Work to be completed:
Copy out the items starting with the line that contains "List each element" and going on through the line that contains "menu-item-duplicate[interactable]: Duplicate <box>37", keeping every character the same.

** Start of Dataset content **

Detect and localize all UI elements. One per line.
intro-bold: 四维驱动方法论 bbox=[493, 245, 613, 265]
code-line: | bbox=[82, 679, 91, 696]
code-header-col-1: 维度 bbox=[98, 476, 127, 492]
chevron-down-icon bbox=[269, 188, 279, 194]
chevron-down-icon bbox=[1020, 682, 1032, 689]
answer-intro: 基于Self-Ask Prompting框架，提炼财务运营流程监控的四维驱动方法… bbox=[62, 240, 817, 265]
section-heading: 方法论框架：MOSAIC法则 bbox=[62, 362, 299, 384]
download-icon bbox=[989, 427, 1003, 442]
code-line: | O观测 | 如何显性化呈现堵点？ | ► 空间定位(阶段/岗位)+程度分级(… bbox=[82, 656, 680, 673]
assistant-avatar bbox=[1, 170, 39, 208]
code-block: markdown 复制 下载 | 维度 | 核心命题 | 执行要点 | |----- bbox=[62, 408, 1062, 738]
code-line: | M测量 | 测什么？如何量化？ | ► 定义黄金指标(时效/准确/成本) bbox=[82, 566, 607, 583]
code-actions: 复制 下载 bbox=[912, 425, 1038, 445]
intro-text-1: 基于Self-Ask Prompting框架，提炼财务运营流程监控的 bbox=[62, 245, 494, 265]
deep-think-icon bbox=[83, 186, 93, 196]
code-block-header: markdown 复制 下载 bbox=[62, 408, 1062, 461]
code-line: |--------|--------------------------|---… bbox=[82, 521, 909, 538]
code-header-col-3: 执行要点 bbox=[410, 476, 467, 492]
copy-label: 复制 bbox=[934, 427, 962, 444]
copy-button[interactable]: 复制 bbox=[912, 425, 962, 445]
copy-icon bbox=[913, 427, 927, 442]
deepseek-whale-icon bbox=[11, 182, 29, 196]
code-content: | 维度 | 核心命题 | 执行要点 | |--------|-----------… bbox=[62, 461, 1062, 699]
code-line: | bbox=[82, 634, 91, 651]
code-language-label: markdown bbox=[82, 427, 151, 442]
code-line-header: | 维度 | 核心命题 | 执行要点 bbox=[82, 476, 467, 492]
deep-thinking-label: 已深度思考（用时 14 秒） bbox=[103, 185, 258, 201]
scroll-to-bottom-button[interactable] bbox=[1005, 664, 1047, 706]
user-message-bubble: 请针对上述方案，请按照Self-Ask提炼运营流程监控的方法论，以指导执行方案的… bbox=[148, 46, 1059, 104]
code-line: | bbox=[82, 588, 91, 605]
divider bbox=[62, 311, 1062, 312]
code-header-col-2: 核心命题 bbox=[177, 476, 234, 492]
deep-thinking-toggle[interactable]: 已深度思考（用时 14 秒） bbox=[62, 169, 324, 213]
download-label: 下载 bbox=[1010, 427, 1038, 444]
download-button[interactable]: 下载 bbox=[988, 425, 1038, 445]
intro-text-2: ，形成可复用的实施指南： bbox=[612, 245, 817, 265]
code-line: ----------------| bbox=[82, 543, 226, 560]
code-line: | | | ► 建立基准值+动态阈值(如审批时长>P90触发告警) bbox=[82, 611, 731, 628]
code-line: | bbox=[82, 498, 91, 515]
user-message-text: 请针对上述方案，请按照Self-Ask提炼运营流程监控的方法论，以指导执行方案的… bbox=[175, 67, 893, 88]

** End of Dataset content **
** Start of Dataset content **

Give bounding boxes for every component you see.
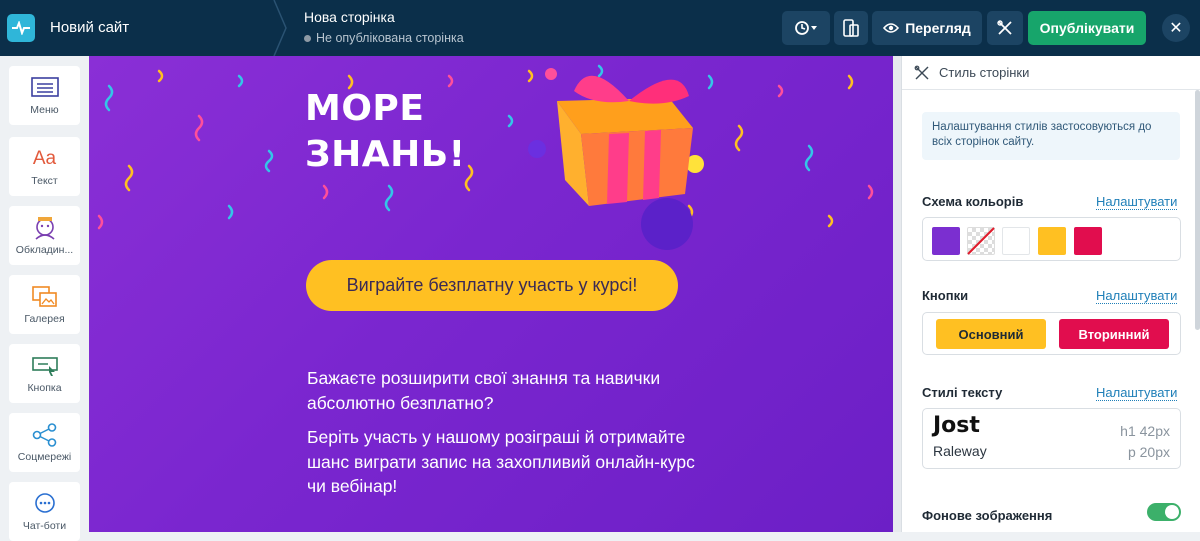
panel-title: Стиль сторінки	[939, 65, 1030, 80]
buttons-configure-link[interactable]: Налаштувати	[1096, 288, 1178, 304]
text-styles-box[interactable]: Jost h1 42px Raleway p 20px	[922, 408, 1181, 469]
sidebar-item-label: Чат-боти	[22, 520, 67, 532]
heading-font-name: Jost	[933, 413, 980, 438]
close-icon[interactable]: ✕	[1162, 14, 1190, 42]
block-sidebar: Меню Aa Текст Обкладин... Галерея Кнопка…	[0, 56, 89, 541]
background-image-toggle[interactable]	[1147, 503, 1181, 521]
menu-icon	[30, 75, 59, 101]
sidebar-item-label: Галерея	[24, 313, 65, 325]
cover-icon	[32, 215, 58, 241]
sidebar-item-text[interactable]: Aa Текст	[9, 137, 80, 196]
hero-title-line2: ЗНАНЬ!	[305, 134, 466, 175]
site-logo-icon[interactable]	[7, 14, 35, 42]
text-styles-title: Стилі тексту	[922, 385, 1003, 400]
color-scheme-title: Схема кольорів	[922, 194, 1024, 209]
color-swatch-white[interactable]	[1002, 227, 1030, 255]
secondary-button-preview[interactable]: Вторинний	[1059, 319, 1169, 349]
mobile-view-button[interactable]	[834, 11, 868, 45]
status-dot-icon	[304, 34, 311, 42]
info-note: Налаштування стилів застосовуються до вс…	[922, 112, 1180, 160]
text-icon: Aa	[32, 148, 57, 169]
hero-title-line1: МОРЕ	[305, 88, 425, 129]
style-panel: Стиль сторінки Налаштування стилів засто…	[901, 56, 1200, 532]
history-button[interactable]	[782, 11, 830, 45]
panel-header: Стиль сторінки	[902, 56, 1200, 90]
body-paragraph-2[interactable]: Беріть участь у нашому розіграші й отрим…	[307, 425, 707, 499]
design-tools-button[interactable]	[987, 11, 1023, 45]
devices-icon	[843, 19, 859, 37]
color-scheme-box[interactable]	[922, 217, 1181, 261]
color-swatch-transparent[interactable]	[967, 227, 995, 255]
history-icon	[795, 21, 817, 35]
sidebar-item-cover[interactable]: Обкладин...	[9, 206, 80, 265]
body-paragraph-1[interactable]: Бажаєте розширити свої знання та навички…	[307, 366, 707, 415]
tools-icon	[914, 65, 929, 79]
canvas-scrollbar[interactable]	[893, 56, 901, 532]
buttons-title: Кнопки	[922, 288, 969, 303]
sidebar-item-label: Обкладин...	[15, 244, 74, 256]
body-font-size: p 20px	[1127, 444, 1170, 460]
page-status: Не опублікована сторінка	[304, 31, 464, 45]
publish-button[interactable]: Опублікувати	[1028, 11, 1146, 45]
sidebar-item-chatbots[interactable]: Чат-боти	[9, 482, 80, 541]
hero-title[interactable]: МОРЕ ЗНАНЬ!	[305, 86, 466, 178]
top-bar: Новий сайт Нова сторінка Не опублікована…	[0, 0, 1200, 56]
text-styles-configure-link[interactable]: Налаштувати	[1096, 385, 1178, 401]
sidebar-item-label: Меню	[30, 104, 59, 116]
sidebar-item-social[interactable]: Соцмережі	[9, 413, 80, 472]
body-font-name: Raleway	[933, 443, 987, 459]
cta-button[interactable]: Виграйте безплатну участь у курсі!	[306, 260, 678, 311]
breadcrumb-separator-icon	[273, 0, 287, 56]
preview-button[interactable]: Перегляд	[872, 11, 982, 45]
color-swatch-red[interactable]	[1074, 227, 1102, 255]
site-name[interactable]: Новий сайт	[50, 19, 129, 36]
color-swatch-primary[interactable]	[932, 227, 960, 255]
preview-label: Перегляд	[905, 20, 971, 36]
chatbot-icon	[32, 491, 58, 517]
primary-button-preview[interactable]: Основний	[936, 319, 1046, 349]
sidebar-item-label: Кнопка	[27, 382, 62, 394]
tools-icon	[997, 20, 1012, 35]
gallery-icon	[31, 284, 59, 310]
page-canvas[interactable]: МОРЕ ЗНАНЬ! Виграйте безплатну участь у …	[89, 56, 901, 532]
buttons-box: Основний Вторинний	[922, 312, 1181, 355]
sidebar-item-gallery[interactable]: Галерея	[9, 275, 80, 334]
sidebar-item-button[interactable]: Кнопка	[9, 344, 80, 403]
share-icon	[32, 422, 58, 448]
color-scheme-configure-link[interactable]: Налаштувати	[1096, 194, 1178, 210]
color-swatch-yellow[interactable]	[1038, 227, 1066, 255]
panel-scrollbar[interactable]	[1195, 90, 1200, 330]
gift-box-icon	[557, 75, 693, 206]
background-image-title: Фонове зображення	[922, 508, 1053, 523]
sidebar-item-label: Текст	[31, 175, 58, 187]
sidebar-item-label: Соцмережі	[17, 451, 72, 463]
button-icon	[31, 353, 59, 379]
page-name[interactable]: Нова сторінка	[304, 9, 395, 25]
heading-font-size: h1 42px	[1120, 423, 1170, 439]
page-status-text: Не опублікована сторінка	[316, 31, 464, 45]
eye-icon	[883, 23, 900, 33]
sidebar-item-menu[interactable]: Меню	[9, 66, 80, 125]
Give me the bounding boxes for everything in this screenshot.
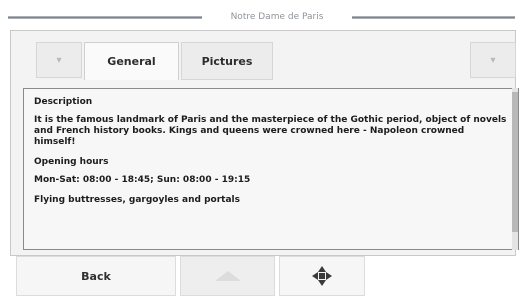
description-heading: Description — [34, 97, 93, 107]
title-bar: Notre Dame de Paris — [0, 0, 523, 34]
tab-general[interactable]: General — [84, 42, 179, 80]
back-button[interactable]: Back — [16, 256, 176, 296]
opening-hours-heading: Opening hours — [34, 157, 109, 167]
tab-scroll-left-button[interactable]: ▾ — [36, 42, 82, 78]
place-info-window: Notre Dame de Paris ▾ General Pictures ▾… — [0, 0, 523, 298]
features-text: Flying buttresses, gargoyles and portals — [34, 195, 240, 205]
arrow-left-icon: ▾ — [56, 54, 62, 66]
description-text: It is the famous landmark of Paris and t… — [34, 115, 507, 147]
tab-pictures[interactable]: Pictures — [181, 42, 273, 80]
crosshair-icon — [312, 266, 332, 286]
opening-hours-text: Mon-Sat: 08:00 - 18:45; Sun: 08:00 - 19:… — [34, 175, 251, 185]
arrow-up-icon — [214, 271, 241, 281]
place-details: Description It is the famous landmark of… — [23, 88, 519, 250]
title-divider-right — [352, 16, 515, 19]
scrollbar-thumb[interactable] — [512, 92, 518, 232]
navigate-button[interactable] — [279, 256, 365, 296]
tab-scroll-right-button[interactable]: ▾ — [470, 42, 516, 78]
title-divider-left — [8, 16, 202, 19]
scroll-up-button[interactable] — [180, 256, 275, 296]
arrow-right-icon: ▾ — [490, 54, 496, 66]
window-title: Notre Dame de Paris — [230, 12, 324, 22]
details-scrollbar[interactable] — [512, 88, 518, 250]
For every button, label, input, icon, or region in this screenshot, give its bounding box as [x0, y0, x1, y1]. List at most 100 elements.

** End of Dataset content **
** Start of Dataset content **

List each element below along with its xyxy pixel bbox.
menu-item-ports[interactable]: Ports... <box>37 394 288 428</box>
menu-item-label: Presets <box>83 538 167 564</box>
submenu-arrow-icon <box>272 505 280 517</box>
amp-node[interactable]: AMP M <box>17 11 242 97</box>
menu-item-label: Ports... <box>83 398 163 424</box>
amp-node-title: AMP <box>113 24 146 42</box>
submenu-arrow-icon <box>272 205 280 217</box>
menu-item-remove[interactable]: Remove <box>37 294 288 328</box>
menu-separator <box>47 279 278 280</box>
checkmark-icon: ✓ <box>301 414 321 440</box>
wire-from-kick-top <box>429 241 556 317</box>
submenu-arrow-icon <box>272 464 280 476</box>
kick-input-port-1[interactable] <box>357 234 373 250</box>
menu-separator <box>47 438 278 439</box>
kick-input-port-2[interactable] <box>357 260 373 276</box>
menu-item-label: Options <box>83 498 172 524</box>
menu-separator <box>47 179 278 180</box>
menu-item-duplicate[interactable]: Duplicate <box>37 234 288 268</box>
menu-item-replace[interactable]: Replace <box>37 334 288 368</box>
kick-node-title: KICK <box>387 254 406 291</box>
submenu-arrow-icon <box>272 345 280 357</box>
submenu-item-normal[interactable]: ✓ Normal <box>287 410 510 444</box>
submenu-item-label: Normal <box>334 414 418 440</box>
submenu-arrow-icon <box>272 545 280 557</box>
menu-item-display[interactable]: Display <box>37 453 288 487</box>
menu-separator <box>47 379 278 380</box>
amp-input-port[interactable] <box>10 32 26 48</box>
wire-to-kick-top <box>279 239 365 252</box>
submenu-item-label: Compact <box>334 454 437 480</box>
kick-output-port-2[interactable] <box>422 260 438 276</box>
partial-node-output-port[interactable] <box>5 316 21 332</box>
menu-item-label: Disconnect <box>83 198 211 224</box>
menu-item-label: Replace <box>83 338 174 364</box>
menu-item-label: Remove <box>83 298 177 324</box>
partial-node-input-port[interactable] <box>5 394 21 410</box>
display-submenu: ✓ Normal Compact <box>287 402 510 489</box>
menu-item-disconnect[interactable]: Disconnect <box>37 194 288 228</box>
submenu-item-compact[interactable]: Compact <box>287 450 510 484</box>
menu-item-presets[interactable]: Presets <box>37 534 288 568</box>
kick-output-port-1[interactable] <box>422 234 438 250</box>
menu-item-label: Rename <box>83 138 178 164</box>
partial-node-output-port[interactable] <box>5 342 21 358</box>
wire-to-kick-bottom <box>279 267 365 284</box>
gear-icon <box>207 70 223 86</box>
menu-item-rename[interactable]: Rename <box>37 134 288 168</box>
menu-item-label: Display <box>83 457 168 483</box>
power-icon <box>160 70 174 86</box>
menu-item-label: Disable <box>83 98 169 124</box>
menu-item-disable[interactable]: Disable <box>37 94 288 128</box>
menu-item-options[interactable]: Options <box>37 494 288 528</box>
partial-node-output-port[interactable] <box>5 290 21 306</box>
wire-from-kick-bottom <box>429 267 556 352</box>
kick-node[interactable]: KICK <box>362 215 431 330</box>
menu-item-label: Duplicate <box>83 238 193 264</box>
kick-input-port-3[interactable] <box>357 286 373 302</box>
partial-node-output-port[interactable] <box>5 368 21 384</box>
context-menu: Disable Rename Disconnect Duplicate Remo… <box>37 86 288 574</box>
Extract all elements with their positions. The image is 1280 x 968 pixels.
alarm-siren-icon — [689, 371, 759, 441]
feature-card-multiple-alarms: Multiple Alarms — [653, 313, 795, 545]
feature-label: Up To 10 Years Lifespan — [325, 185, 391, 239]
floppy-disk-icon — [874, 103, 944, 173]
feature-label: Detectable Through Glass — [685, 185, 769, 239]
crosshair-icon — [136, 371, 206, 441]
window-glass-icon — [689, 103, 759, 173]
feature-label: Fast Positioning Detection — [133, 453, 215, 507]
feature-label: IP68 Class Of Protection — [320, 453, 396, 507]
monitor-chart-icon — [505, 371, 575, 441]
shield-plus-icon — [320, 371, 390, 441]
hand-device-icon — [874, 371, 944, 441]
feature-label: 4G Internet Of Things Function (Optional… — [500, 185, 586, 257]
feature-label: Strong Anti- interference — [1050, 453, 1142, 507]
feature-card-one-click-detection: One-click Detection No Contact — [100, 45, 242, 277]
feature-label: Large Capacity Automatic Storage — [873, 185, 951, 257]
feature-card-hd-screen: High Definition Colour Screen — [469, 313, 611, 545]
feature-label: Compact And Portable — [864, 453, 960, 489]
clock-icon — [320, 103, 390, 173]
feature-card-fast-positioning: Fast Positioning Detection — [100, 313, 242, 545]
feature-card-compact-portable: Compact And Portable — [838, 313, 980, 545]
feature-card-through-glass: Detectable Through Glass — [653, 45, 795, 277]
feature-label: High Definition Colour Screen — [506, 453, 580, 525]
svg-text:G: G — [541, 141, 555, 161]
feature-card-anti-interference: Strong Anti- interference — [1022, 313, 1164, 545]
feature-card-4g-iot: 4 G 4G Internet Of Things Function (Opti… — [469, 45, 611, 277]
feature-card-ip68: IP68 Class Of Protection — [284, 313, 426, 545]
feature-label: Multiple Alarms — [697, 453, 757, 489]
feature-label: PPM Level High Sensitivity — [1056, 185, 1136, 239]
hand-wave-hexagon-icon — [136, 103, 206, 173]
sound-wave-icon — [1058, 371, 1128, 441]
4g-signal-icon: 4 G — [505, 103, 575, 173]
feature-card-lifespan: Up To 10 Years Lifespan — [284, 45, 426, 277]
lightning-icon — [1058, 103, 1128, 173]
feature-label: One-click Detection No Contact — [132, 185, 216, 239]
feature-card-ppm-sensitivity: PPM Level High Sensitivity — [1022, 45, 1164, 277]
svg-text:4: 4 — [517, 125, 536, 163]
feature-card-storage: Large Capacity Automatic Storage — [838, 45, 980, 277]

** End of Dataset content **

Exercise solution:
List each element below along with its xyxy pixel bbox.
menu-item-ports[interactable]: Ports... <box>37 394 288 428</box>
menu-item-label: Presets <box>83 538 167 564</box>
submenu-arrow-icon <box>272 505 280 517</box>
amp-node[interactable]: AMP M <box>17 11 242 97</box>
menu-item-label: Ports... <box>83 398 163 424</box>
amp-node-title: AMP <box>113 24 146 42</box>
submenu-arrow-icon <box>272 205 280 217</box>
menu-item-remove[interactable]: Remove <box>37 294 288 328</box>
menu-separator <box>47 279 278 280</box>
checkmark-icon: ✓ <box>301 414 321 440</box>
wire-from-kick-top <box>429 241 556 317</box>
submenu-arrow-icon <box>272 464 280 476</box>
kick-input-port-1[interactable] <box>357 234 373 250</box>
menu-separator <box>47 438 278 439</box>
kick-input-port-2[interactable] <box>357 260 373 276</box>
menu-item-label: Options <box>83 498 172 524</box>
menu-separator <box>47 179 278 180</box>
menu-item-duplicate[interactable]: Duplicate <box>37 234 288 268</box>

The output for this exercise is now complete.